* _TASK INSTRUCTIONS_:
Every line in the entries that holds the word "remoto" counts toward the answer, which should be a single number.

* _EXCERPTED DATA_:
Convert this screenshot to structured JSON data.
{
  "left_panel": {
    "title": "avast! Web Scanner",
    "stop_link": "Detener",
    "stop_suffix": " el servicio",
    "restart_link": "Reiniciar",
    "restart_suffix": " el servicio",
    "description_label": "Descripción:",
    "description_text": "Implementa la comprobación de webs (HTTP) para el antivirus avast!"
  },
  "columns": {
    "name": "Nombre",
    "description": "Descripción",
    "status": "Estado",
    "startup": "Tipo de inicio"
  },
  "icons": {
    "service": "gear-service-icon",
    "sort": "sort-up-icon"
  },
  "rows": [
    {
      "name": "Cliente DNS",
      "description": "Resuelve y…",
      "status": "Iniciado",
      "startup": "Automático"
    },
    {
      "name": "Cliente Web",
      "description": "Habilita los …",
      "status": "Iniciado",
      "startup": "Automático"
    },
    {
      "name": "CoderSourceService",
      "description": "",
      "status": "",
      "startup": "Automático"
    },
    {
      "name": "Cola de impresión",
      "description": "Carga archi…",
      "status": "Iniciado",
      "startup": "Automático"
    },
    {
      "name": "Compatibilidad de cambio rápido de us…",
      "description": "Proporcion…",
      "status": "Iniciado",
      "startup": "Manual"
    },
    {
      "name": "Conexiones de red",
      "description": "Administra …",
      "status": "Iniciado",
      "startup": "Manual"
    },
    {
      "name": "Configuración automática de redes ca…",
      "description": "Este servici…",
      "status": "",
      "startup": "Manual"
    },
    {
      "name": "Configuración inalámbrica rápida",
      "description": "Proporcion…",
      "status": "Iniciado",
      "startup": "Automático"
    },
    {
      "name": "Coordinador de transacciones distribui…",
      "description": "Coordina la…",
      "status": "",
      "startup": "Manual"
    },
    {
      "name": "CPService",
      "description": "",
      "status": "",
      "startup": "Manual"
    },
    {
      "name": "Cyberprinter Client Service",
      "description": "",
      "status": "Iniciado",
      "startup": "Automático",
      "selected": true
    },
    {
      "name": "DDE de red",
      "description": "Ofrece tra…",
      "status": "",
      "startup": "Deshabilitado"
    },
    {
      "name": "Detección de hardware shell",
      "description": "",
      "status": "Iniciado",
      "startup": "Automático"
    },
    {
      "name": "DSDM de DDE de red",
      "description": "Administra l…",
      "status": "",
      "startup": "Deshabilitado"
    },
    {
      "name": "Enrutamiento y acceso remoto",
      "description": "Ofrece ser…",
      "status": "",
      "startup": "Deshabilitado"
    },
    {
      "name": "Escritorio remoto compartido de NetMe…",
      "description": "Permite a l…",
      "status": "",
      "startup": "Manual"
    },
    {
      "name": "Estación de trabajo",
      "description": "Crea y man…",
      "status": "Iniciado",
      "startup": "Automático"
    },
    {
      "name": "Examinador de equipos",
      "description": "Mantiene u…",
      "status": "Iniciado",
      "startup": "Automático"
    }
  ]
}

* _ANSWER TO THE EXERCISE_:
2